**What the task requires:**
Transcribe the following material line for line, keeping every character, space, and punctuation mark unchanged.
___
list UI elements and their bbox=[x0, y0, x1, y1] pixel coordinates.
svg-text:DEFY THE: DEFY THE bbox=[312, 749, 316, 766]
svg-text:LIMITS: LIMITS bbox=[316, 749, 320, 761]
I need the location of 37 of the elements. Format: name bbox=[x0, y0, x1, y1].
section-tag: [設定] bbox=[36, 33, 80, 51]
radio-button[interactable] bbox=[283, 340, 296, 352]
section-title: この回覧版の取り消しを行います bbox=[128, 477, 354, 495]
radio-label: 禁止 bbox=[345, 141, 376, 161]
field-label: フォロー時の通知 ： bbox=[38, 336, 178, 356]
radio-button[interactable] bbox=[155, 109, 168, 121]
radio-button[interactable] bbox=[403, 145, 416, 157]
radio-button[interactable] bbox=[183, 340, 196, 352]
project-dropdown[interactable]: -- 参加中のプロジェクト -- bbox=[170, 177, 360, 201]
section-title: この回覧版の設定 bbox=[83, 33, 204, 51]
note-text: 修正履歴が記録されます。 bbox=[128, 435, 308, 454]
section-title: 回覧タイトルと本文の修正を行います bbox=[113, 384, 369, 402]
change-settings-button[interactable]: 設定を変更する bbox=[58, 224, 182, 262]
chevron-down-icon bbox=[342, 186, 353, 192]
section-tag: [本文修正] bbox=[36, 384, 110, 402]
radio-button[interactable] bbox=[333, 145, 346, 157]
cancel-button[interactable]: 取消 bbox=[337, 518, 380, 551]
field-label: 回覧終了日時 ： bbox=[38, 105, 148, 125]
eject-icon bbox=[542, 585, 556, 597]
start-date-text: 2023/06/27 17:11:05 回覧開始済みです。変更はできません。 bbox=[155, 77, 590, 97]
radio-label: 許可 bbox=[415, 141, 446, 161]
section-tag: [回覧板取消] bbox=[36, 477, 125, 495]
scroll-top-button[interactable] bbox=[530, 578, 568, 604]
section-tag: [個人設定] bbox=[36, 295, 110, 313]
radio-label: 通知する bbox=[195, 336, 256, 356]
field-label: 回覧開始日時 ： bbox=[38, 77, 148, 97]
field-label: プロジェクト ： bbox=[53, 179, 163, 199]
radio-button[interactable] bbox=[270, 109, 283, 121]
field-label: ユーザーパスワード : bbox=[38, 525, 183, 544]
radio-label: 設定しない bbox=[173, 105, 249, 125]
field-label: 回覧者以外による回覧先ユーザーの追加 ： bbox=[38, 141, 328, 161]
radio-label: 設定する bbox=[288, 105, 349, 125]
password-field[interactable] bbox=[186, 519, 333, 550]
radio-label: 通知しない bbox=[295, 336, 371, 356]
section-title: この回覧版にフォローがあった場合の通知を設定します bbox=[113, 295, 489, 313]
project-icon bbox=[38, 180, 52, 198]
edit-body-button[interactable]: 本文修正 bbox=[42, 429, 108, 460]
___
**Complete answer:**
list UI elements and their bbox=[x0, y0, x1, y1] pixel coordinates.
svg-text:DEFY THE: DEFY THE bbox=[312, 749, 316, 766]
svg-text:LIMITS: LIMITS bbox=[316, 749, 320, 761]
I need the location of 37 of the elements. Format: name bbox=[x0, y0, x1, y1].
section-tag: [設定] bbox=[36, 33, 80, 51]
radio-button[interactable] bbox=[283, 340, 296, 352]
section-title: この回覧版の取り消しを行います bbox=[128, 477, 354, 495]
radio-label: 禁止 bbox=[345, 141, 376, 161]
field-label: フォロー時の通知 ： bbox=[38, 336, 178, 356]
radio-button[interactable] bbox=[155, 109, 168, 121]
radio-button[interactable] bbox=[403, 145, 416, 157]
radio-button[interactable] bbox=[183, 340, 196, 352]
project-dropdown[interactable]: -- 参加中のプロジェクト -- bbox=[170, 177, 360, 201]
section-title: この回覧版の設定 bbox=[83, 33, 204, 51]
note-text: 修正履歴が記録されます。 bbox=[128, 435, 308, 454]
section-title: 回覧タイトルと本文の修正を行います bbox=[113, 384, 369, 402]
change-settings-button[interactable]: 設定を変更する bbox=[58, 224, 182, 262]
chevron-down-icon bbox=[342, 186, 353, 192]
section-tag: [本文修正] bbox=[36, 384, 110, 402]
radio-button[interactable] bbox=[333, 145, 346, 157]
cancel-button[interactable]: 取消 bbox=[337, 518, 380, 551]
field-label: 回覧終了日時 ： bbox=[38, 105, 148, 125]
eject-icon bbox=[542, 585, 556, 597]
start-date-text: 2023/06/27 17:11:05 回覧開始済みです。変更はできません。 bbox=[155, 77, 590, 97]
radio-label: 許可 bbox=[415, 141, 446, 161]
section-tag: [回覧板取消] bbox=[36, 477, 125, 495]
scroll-top-button[interactable] bbox=[530, 578, 568, 604]
section-tag: [個人設定] bbox=[36, 295, 110, 313]
radio-label: 通知する bbox=[195, 336, 256, 356]
field-label: 回覧開始日時 ： bbox=[38, 77, 148, 97]
field-label: プロジェクト ： bbox=[53, 179, 163, 199]
radio-button[interactable] bbox=[270, 109, 283, 121]
field-label: ユーザーパスワード : bbox=[38, 525, 183, 544]
radio-label: 設定しない bbox=[173, 105, 249, 125]
field-label: 回覧者以外による回覧先ユーザーの追加 ： bbox=[38, 141, 328, 161]
radio-label: 設定する bbox=[288, 105, 349, 125]
password-field[interactable] bbox=[186, 519, 333, 550]
radio-label: 通知しない bbox=[295, 336, 371, 356]
section-title: この回覧版にフォローがあった場合の通知を設定します bbox=[113, 295, 489, 313]
project-icon bbox=[38, 180, 52, 198]
edit-body-button[interactable]: 本文修正 bbox=[42, 429, 108, 460]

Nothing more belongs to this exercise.